WHAT YOU HAVE TO DO:
Each record needs to be echoed exactly; can you do that?

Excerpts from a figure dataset
=======
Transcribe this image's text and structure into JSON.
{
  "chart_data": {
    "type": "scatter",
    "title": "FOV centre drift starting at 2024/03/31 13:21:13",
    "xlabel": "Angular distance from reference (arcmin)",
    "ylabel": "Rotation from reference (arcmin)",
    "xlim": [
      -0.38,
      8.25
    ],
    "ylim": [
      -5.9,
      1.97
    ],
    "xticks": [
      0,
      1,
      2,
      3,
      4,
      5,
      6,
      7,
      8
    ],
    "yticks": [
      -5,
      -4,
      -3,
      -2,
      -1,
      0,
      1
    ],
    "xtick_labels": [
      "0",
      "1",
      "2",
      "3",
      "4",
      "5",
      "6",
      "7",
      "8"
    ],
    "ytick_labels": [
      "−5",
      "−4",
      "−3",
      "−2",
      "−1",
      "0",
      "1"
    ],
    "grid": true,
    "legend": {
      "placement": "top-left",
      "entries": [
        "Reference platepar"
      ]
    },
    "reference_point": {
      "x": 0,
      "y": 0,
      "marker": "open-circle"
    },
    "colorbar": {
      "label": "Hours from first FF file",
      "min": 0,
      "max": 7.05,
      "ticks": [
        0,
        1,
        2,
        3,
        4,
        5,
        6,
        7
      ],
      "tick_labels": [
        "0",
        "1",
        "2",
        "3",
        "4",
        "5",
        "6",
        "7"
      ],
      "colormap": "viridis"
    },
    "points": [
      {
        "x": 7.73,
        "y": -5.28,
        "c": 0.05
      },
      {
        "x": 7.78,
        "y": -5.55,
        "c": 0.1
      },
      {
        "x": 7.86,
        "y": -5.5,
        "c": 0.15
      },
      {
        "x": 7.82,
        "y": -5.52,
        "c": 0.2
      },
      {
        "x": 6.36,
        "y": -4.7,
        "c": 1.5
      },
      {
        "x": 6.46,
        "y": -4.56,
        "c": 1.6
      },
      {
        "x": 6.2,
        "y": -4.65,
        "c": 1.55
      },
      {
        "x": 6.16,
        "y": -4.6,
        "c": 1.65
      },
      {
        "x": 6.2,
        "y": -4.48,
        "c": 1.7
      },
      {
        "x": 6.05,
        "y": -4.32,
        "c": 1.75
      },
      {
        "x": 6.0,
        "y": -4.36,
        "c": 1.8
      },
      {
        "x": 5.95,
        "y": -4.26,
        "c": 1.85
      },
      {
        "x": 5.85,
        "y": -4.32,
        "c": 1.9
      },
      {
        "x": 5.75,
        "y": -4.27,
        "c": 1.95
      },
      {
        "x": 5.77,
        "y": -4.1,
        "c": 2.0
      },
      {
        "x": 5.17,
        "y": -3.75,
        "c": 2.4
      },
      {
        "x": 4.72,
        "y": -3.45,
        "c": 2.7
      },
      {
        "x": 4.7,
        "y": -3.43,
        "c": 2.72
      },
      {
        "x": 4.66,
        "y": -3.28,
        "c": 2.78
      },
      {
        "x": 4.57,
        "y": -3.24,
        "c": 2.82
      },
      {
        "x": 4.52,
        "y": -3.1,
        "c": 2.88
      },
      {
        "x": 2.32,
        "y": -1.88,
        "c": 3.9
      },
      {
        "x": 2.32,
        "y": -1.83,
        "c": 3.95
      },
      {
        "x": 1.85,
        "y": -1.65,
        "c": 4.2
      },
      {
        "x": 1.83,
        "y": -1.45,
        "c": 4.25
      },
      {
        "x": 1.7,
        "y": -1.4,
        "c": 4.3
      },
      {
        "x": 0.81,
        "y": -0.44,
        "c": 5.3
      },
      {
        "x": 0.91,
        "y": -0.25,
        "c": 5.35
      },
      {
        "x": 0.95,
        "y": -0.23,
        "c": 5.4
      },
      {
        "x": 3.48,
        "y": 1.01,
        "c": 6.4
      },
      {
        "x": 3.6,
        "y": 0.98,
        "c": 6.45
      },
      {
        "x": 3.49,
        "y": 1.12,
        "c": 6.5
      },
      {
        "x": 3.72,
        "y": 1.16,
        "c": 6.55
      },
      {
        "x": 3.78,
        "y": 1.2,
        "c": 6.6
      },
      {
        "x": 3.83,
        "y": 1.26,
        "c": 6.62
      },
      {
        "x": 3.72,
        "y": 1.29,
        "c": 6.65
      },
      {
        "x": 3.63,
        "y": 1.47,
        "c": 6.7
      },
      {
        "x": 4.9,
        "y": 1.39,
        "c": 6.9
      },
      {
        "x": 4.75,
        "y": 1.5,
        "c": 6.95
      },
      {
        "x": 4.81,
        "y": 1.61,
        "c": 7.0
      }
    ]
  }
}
=======
WRITTEN ANSWER:
Transcribe this image's text and structure into JSON.
{
  "chart_data": {
    "type": "scatter",
    "title": "FOV centre drift starting at 2024/03/31 13:21:13",
    "xlabel": "Angular distance from reference (arcmin)",
    "ylabel": "Rotation from reference (arcmin)",
    "xlim": [
      -0.38,
      8.25
    ],
    "ylim": [
      -5.9,
      1.97
    ],
    "xticks": [
      0,
      1,
      2,
      3,
      4,
      5,
      6,
      7,
      8
    ],
    "yticks": [
      -5,
      -4,
      -3,
      -2,
      -1,
      0,
      1
    ],
    "xtick_labels": [
      "0",
      "1",
      "2",
      "3",
      "4",
      "5",
      "6",
      "7",
      "8"
    ],
    "ytick_labels": [
      "−5",
      "−4",
      "−3",
      "−2",
      "−1",
      "0",
      "1"
    ],
    "grid": true,
    "legend": {
      "placement": "top-left",
      "entries": [
        "Reference platepar"
      ]
    },
    "reference_point": {
      "x": 0,
      "y": 0,
      "marker": "open-circle"
    },
    "colorbar": {
      "label": "Hours from first FF file",
      "min": 0,
      "max": 7.05,
      "ticks": [
        0,
        1,
        2,
        3,
        4,
        5,
        6,
        7
      ],
      "tick_labels": [
        "0",
        "1",
        "2",
        "3",
        "4",
        "5",
        "6",
        "7"
      ],
      "colormap": "viridis"
    },
    "points": [
      {
        "x": 7.73,
        "y": -5.28,
        "c": 0.05
      },
      {
        "x": 7.78,
        "y": -5.55,
        "c": 0.1
      },
      {
        "x": 7.86,
        "y": -5.5,
        "c": 0.15
      },
      {
        "x": 7.82,
        "y": -5.52,
        "c": 0.2
      },
      {
        "x": 6.36,
        "y": -4.7,
        "c": 1.5
      },
      {
        "x": 6.46,
        "y": -4.56,
        "c": 1.6
      },
      {
        "x": 6.2,
        "y": -4.65,
        "c": 1.55
      },
      {
        "x": 6.16,
        "y": -4.6,
        "c": 1.65
      },
      {
        "x": 6.2,
        "y": -4.48,
        "c": 1.7
      },
      {
        "x": 6.05,
        "y": -4.32,
        "c": 1.75
      },
      {
        "x": 6.0,
        "y": -4.36,
        "c": 1.8
      },
      {
        "x": 5.95,
        "y": -4.26,
        "c": 1.85
      },
      {
        "x": 5.85,
        "y": -4.32,
        "c": 1.9
      },
      {
        "x": 5.75,
        "y": -4.27,
        "c": 1.95
      },
      {
        "x": 5.77,
        "y": -4.1,
        "c": 2.0
      },
      {
        "x": 5.17,
        "y": -3.75,
        "c": 2.4
      },
      {
        "x": 4.72,
        "y": -3.45,
        "c": 2.7
      },
      {
        "x": 4.7,
        "y": -3.43,
        "c": 2.72
      },
      {
        "x": 4.66,
        "y": -3.28,
        "c": 2.78
      },
      {
        "x": 4.57,
        "y": -3.24,
        "c": 2.82
      },
      {
        "x": 4.52,
        "y": -3.1,
        "c": 2.88
      },
      {
        "x": 2.32,
        "y": -1.88,
        "c": 3.9
      },
      {
        "x": 2.32,
        "y": -1.83,
        "c": 3.95
      },
      {
        "x": 1.85,
        "y": -1.65,
        "c": 4.2
      },
      {
        "x": 1.83,
        "y": -1.45,
        "c": 4.25
      },
      {
        "x": 1.7,
        "y": -1.4,
        "c": 4.3
      },
      {
        "x": 0.81,
        "y": -0.44,
        "c": 5.3
      },
      {
        "x": 0.91,
        "y": -0.25,
        "c": 5.35
      },
      {
        "x": 0.95,
        "y": -0.23,
        "c": 5.4
      },
      {
        "x": 3.48,
        "y": 1.01,
        "c": 6.4
      },
      {
        "x": 3.6,
        "y": 0.98,
        "c": 6.45
      },
      {
        "x": 3.49,
        "y": 1.12,
        "c": 6.5
      },
      {
        "x": 3.72,
        "y": 1.16,
        "c": 6.55
      },
      {
        "x": 3.78,
        "y": 1.2,
        "c": 6.6
      },
      {
        "x": 3.83,
        "y": 1.26,
        "c": 6.62
      },
      {
        "x": 3.72,
        "y": 1.29,
        "c": 6.65
      },
      {
        "x": 3.63,
        "y": 1.47,
        "c": 6.7
      },
      {
        "x": 4.9,
        "y": 1.39,
        "c": 6.9
      },
      {
        "x": 4.75,
        "y": 1.5,
        "c": 6.95
      },
      {
        "x": 4.81,
        "y": 1.61,
        "c": 7.0
      }
    ]
  }
}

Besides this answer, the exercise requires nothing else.